Restate the data word for word and leave the images out.

Supplied material start

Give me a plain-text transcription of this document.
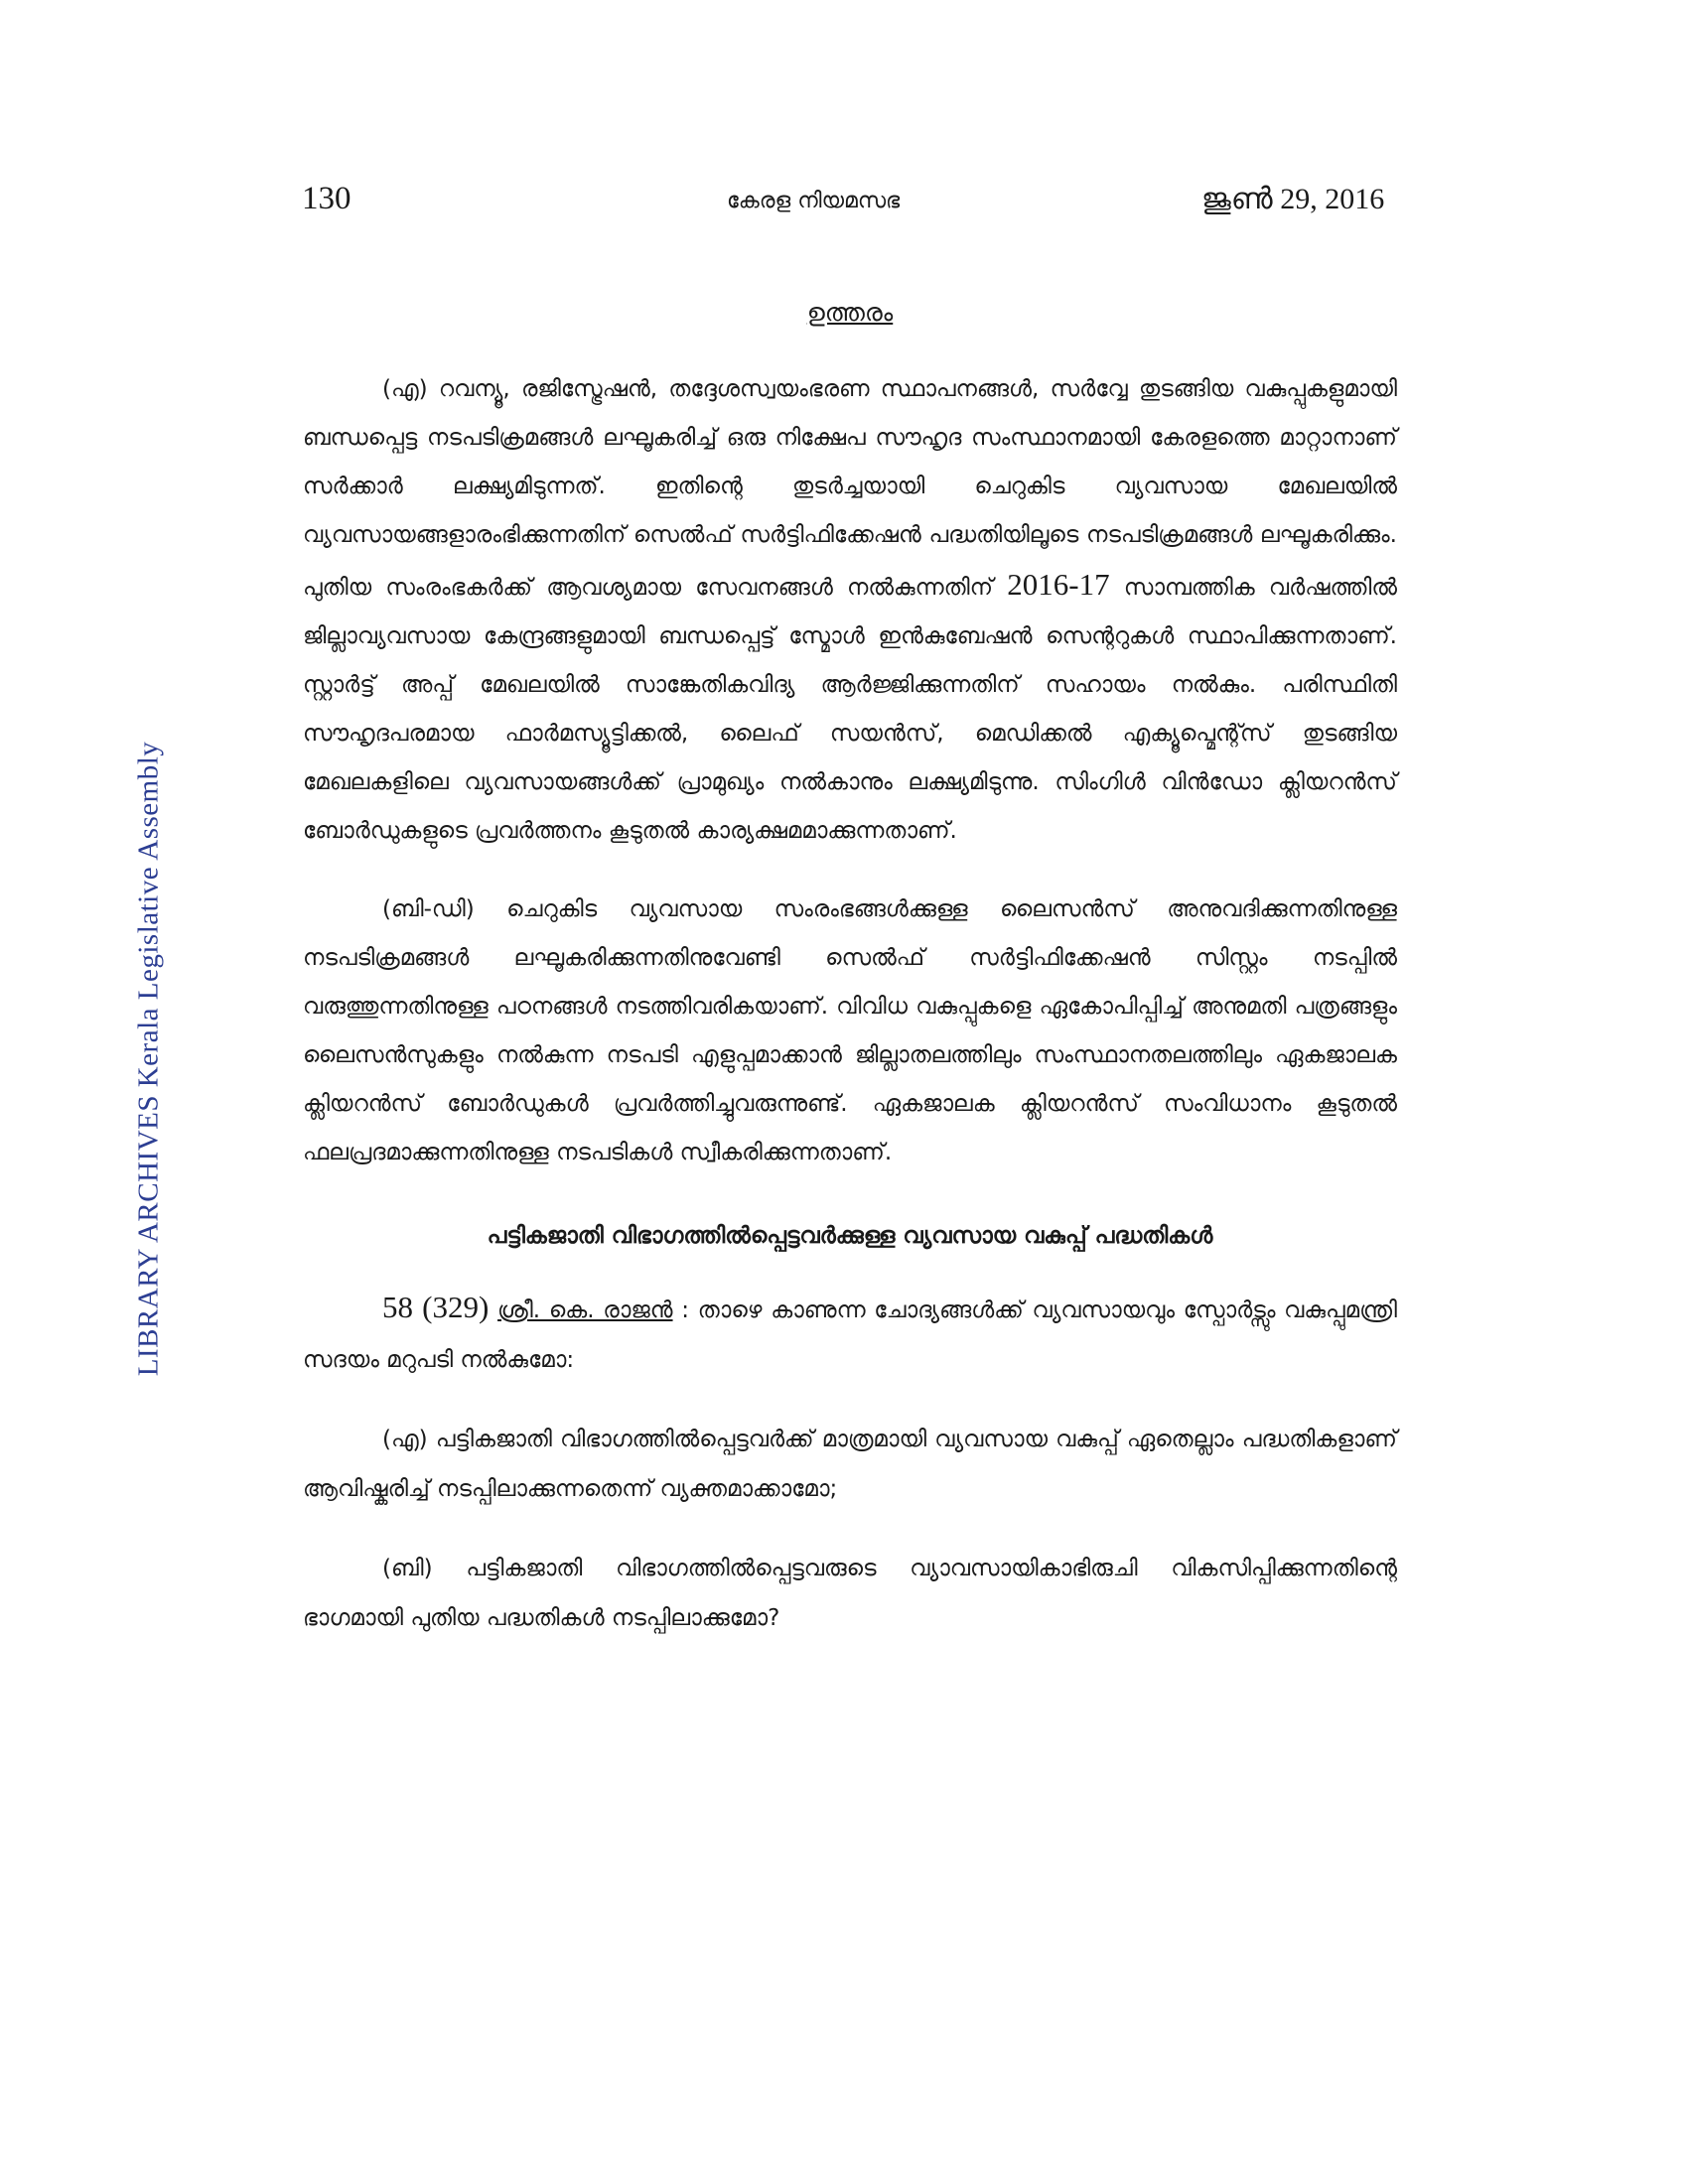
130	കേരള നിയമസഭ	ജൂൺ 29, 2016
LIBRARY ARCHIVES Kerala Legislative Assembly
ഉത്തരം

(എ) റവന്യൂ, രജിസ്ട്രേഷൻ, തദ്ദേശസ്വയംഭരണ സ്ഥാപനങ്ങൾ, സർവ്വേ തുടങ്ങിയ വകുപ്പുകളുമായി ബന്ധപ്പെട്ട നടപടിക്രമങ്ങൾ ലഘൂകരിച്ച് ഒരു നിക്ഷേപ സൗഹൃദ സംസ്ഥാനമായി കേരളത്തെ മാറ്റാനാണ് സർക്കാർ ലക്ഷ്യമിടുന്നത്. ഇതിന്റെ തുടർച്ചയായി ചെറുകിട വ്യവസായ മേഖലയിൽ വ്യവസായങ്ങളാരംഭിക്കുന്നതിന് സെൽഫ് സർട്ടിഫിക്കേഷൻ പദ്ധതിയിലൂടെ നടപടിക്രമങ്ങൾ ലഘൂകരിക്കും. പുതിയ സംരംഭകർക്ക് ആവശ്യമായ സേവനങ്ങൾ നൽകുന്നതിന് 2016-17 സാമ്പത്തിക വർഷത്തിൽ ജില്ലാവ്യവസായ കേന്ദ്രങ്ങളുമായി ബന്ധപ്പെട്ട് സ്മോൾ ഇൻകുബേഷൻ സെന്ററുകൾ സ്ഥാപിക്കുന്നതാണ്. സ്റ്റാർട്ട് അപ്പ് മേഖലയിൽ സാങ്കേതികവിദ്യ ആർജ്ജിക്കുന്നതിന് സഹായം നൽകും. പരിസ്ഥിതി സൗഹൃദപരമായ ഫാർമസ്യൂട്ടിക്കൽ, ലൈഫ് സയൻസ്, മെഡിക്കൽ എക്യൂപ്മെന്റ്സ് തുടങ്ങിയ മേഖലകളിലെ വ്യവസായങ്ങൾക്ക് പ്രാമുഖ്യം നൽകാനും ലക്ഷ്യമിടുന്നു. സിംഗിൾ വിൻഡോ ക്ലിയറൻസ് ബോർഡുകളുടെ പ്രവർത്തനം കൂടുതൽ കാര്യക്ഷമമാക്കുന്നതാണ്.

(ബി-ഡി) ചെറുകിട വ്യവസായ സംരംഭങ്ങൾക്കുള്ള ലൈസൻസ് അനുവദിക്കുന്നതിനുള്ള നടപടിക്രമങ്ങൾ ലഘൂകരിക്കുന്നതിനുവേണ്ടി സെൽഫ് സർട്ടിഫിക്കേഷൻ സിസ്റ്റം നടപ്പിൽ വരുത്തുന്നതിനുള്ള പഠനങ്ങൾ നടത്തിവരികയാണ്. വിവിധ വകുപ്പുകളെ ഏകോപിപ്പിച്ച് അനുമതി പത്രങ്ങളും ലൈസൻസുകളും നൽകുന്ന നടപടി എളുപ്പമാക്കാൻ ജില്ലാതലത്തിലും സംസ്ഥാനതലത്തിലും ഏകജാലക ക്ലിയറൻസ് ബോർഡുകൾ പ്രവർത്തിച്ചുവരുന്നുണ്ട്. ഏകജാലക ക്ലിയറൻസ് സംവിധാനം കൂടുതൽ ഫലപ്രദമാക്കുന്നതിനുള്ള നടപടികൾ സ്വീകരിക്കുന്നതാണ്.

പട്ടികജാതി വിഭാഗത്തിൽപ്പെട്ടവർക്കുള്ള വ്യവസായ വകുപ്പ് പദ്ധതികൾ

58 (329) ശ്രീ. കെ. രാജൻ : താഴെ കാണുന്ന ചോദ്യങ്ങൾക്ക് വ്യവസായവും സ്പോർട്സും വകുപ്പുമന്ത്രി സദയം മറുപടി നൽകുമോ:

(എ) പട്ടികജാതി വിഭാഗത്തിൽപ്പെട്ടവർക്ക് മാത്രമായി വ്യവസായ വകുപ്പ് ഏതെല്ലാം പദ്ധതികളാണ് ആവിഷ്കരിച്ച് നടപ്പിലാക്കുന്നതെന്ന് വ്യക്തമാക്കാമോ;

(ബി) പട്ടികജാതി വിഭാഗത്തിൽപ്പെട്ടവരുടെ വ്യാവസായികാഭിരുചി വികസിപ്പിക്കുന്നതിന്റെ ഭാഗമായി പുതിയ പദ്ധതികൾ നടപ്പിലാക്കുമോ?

Supplied material end

Result below
Give me a plain-text transcription of this document.
130	കേരള നിയമസഭ	ജൂൺ 29, 2016
LIBRARY ARCHIVES Kerala Legislative Assembly
ഉത്തരം

(എ) റവന്യൂ, രജിസ്ട്രേഷൻ, തദ്ദേശസ്വയംഭരണ സ്ഥാപനങ്ങൾ, സർവ്വേ തുടങ്ങിയ വകുപ്പുകളുമായി ബന്ധപ്പെട്ട നടപടിക്രമങ്ങൾ ലഘൂകരിച്ച് ഒരു നിക്ഷേപ സൗഹൃദ സംസ്ഥാനമായി കേരളത്തെ മാറ്റാനാണ് സർക്കാർ ലക്ഷ്യമിടുന്നത്. ഇതിന്റെ തുടർച്ചയായി ചെറുകിട വ്യവസായ മേഖലയിൽ വ്യവസായങ്ങളാരംഭിക്കുന്നതിന് സെൽഫ് സർട്ടിഫിക്കേഷൻ പദ്ധതിയിലൂടെ നടപടിക്രമങ്ങൾ ലഘൂകരിക്കും. പുതിയ സംരംഭകർക്ക് ആവശ്യമായ സേവനങ്ങൾ നൽകുന്നതിന് 2016-17 സാമ്പത്തിക വർഷത്തിൽ ജില്ലാവ്യവസായ കേന്ദ്രങ്ങളുമായി ബന്ധപ്പെട്ട് സ്മോൾ ഇൻകുബേഷൻ സെന്ററുകൾ സ്ഥാപിക്കുന്നതാണ്. സ്റ്റാർട്ട് അപ്പ് മേഖലയിൽ സാങ്കേതികവിദ്യ ആർജ്ജിക്കുന്നതിന് സഹായം നൽകും. പരിസ്ഥിതി സൗഹൃദപരമായ ഫാർമസ്യൂട്ടിക്കൽ, ലൈഫ് സയൻസ്, മെഡിക്കൽ എക്യൂപ്മെന്റ്സ് തുടങ്ങിയ മേഖലകളിലെ വ്യവസായങ്ങൾക്ക് പ്രാമുഖ്യം നൽകാനും ലക്ഷ്യമിടുന്നു. സിംഗിൾ വിൻഡോ ക്ലിയറൻസ് ബോർഡുകളുടെ പ്രവർത്തനം കൂടുതൽ കാര്യക്ഷമമാക്കുന്നതാണ്.

(ബി-ഡി) ചെറുകിട വ്യവസായ സംരംഭങ്ങൾക്കുള്ള ലൈസൻസ് അനുവദിക്കുന്നതിനുള്ള നടപടിക്രമങ്ങൾ ലഘൂകരിക്കുന്നതിനുവേണ്ടി സെൽഫ് സർട്ടിഫിക്കേഷൻ സിസ്റ്റം നടപ്പിൽ വരുത്തുന്നതിനുള്ള പഠനങ്ങൾ നടത്തിവരികയാണ്. വിവിധ വകുപ്പുകളെ ഏകോപിപ്പിച്ച് അനുമതി പത്രങ്ങളും ലൈസൻസുകളും നൽകുന്ന നടപടി എളുപ്പമാക്കാൻ ജില്ലാതലത്തിലും സംസ്ഥാനതലത്തിലും ഏകജാലക ക്ലിയറൻസ് ബോർഡുകൾ പ്രവർത്തിച്ചുവരുന്നുണ്ട്. ഏകജാലക ക്ലിയറൻസ് സംവിധാനം കൂടുതൽ ഫലപ്രദമാക്കുന്നതിനുള്ള നടപടികൾ സ്വീകരിക്കുന്നതാണ്.

പട്ടികജാതി വിഭാഗത്തിൽപ്പെട്ടവർക്കുള്ള വ്യവസായ വകുപ്പ് പദ്ധതികൾ

58 (329) ശ്രീ. കെ. രാജൻ : താഴെ കാണുന്ന ചോദ്യങ്ങൾക്ക് വ്യവസായവും സ്പോർട്സും വകുപ്പുമന്ത്രി സദയം മറുപടി നൽകുമോ:

(എ) പട്ടികജാതി വിഭാഗത്തിൽപ്പെട്ടവർക്ക് മാത്രമായി വ്യവസായ വകുപ്പ് ഏതെല്ലാം പദ്ധതികളാണ് ആവിഷ്കരിച്ച് നടപ്പിലാക്കുന്നതെന്ന് വ്യക്തമാക്കാമോ;

(ബി) പട്ടികജാതി വിഭാഗത്തിൽപ്പെട്ടവരുടെ വ്യാവസായികാഭിരുചി വികസിപ്പിക്കുന്നതിന്റെ ഭാഗമായി പുതിയ പദ്ധതികൾ നടപ്പിലാക്കുമോ?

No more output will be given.